# DO THIS:
Report every line from the material that contains the word "Description".

# DATA LISTING:
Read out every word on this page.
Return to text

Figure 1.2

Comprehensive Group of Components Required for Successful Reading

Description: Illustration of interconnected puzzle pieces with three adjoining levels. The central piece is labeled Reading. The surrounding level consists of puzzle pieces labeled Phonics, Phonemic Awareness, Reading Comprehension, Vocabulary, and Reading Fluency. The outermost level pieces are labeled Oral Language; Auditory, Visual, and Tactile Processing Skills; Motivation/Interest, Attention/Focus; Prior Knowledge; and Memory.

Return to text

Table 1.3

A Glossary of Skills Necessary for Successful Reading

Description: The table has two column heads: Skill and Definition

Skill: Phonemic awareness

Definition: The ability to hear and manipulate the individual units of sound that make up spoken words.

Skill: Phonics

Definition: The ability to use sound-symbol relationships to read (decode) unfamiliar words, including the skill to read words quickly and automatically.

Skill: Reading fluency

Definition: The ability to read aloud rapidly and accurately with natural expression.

# PROBLEM SOLUTION:
Description: Illustration of interconnected puzzle pieces with three adjoining levels. The central piece is labeled Reading. The surrounding level consists of puzzle pieces labeled Phonics, Phonemic Awareness, Reading Comprehension, Vocabulary, and Reading Fluency. The outermost level pieces are labeled Oral Language; Auditory, Visual, and Tactile Processing Skills; Motivation/Interest, Attention/Focus; Prior Knowledge; and Memory.
Description: The table has two column heads: Skill and Definition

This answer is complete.